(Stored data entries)
* * * * *

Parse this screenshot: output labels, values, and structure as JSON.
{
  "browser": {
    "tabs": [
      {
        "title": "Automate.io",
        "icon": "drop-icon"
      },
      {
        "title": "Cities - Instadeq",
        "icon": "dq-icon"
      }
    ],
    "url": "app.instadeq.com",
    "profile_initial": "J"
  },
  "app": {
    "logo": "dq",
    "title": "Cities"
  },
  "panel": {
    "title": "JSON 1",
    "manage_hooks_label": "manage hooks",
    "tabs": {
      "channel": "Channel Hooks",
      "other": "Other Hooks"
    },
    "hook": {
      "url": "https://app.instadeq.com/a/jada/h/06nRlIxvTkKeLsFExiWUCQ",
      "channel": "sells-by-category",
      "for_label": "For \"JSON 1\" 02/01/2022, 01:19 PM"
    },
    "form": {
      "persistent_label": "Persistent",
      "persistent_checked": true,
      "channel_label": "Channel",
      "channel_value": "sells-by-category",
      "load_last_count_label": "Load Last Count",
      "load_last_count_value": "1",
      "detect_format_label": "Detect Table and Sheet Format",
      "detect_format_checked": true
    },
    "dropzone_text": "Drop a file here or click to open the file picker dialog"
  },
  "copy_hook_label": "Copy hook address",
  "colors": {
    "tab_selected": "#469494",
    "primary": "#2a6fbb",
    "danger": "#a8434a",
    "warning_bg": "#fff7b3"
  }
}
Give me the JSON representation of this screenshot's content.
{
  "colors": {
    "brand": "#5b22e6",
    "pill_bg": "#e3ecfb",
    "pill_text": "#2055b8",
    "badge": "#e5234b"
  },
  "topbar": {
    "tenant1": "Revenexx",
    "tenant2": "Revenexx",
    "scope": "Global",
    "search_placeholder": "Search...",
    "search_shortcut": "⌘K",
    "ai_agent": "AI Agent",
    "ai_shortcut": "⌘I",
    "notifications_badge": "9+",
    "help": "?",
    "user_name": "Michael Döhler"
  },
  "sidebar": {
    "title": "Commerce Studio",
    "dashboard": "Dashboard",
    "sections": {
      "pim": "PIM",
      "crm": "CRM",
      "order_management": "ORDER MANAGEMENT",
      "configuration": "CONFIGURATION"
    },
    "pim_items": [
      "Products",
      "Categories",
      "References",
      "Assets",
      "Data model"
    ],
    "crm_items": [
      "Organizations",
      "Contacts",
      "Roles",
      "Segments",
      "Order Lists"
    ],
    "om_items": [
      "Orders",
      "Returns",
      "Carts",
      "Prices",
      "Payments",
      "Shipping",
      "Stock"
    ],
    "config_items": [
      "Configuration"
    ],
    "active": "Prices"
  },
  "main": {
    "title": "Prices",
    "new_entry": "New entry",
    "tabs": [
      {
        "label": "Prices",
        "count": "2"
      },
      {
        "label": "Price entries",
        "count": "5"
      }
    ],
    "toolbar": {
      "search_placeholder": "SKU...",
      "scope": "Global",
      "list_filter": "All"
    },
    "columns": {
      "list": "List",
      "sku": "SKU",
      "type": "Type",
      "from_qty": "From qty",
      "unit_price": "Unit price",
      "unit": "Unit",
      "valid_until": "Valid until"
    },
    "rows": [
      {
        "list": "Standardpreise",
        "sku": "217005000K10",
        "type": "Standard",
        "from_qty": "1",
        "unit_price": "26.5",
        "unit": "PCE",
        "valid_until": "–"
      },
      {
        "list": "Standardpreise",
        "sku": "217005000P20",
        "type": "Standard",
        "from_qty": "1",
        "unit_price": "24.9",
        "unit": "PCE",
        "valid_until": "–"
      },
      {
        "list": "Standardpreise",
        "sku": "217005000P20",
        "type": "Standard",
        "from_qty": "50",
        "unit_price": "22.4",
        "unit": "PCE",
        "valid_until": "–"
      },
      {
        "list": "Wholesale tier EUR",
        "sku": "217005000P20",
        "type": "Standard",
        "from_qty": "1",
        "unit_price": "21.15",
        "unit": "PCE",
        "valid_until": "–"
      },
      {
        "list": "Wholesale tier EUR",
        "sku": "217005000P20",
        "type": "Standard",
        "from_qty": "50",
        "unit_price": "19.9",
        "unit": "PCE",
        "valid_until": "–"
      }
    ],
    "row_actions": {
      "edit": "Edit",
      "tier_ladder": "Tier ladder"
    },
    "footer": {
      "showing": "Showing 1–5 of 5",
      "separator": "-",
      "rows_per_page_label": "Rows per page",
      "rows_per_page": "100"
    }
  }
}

* * * * *

DO THIS
Within the entries above, work out how many lines contain the word "title". The number alone is the answer.

SOLUTION TO THIS EXERCISE
6